## What you have to do
Leave out any picture and return the remaining listing below exactly as given.

---

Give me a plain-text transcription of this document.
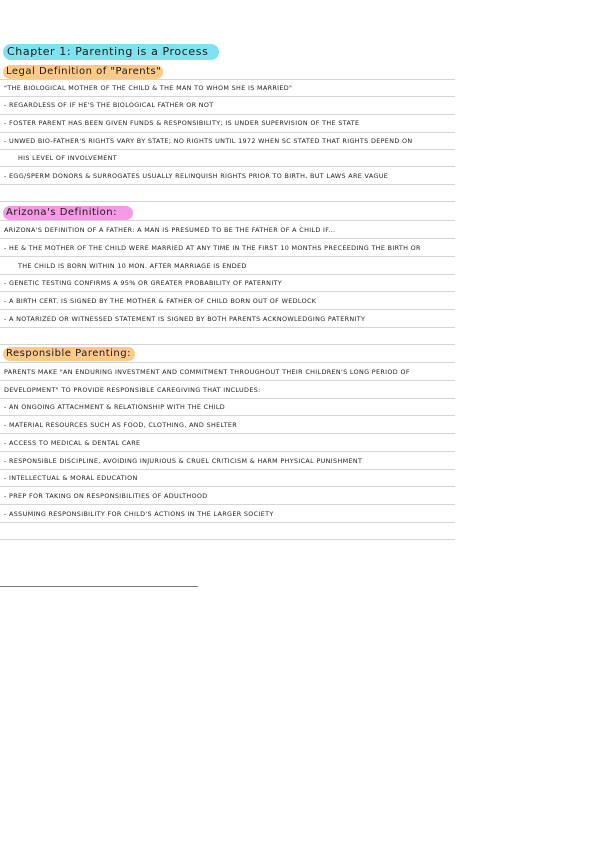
Chapter 1: Parenting is a Process
Legal Definition of "Parents"
"THE BIOLOGICAL MOTHER OF THE CHILD & THE MAN TO WHOM SHE IS MARRIED"
- REGARDLESS OF IF HE'S THE BIOLOGICAL FATHER OR NOT
- FOSTER PARENT HAS BEEN GIVEN FUNDS & RESPONSIBILITY; IS UNDER SUPERVISION OF THE STATE
- UNWED BIO-FATHER'S RIGHTS VARY BY STATE; NO RIGHTS UNTIL 1972 WHEN SC STATED THAT RIGHTS DEPEND ON
HIS LEVEL OF INVOLVEMENT
- EGG/SPERM DONORS & SURROGATES USUALLY RELINQUISH RIGHTS PRIOR TO BIRTH, BUT LAWS ARE VAGUE
Arizona's Definition:
ARIZONA'S DEFINITION OF A FATHER: A MAN IS PRESUMED TO BE THE FATHER OF A CHILD IF...
- HE & THE MOTHER OF THE CHILD WERE MARRIED AT ANY TIME IN THE FIRST 10 MONTHS PRECEEDING THE BIRTH OR
THE CHILD IS BORN WITHIN 10 MON. AFTER MARRIAGE IS ENDED
- GENETIC TESTING CONFIRMS A 95% OR GREATER PROBABILITY OF PATERNITY
- A BIRTH CERT. IS SIGNED BY THE MOTHER & FATHER OF CHILD BORN OUT OF WEDLOCK
- A NOTARIZED OR WITNESSED STATEMENT IS SIGNED BY BOTH PARENTS ACKNOWLEDGING PATERNITY
Responsible Parenting:
PARENTS MAKE "AN ENDURING INVESTMENT AND COMMITMENT THROUGHOUT THEIR CHILDREN'S LONG PERIOD OF
DEVELOPMENT" TO PROVIDE RESPONSIBLE CAREGIVING THAT INCLUDES:
- AN ONGOING ATTACHMENT & RELATIONSHIP WITH THE CHILD
- MATERIAL RESOURCES SUCH AS FOOD, CLOTHING, AND SHELTER
- ACCESS TO MEDICAL & DENTAL CARE
- RESPONSIBLE DISCIPLINE, AVOIDING INJURIOUS & CRUEL CRITICISM & HARM PHYSICAL PUNISHMENT
- INTELLECTUAL & MORAL EDUCATION
- PREP FOR TAKING ON RESPONSIBILITIES OF ADULTHOOD
- ASSUMING RESPONSIBILITY FOR CHILD'S ACTIONS IN THE LARGER SOCIETY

---

## Correct result
Give me a plain-text transcription of this document.
Chapter 1: Parenting is a Process
Legal Definition of "Parents"
"THE BIOLOGICAL MOTHER OF THE CHILD & THE MAN TO WHOM SHE IS MARRIED"
- REGARDLESS OF IF HE'S THE BIOLOGICAL FATHER OR NOT
- FOSTER PARENT HAS BEEN GIVEN FUNDS & RESPONSIBILITY; IS UNDER SUPERVISION OF THE STATE
- UNWED BIO-FATHER'S RIGHTS VARY BY STATE; NO RIGHTS UNTIL 1972 WHEN SC STATED THAT RIGHTS DEPEND ON
HIS LEVEL OF INVOLVEMENT
- EGG/SPERM DONORS & SURROGATES USUALLY RELINQUISH RIGHTS PRIOR TO BIRTH, BUT LAWS ARE VAGUE
Arizona's Definition:
ARIZONA'S DEFINITION OF A FATHER: A MAN IS PRESUMED TO BE THE FATHER OF A CHILD IF...
- HE & THE MOTHER OF THE CHILD WERE MARRIED AT ANY TIME IN THE FIRST 10 MONTHS PRECEEDING THE BIRTH OR
THE CHILD IS BORN WITHIN 10 MON. AFTER MARRIAGE IS ENDED
- GENETIC TESTING CONFIRMS A 95% OR GREATER PROBABILITY OF PATERNITY
- A BIRTH CERT. IS SIGNED BY THE MOTHER & FATHER OF CHILD BORN OUT OF WEDLOCK
- A NOTARIZED OR WITNESSED STATEMENT IS SIGNED BY BOTH PARENTS ACKNOWLEDGING PATERNITY
Responsible Parenting:
PARENTS MAKE "AN ENDURING INVESTMENT AND COMMITMENT THROUGHOUT THEIR CHILDREN'S LONG PERIOD OF
DEVELOPMENT" TO PROVIDE RESPONSIBLE CAREGIVING THAT INCLUDES:
- AN ONGOING ATTACHMENT & RELATIONSHIP WITH THE CHILD
- MATERIAL RESOURCES SUCH AS FOOD, CLOTHING, AND SHELTER
- ACCESS TO MEDICAL & DENTAL CARE
- RESPONSIBLE DISCIPLINE, AVOIDING INJURIOUS & CRUEL CRITICISM & HARM PHYSICAL PUNISHMENT
- INTELLECTUAL & MORAL EDUCATION
- PREP FOR TAKING ON RESPONSIBILITIES OF ADULTHOOD
- ASSUMING RESPONSIBILITY FOR CHILD'S ACTIONS IN THE LARGER SOCIETY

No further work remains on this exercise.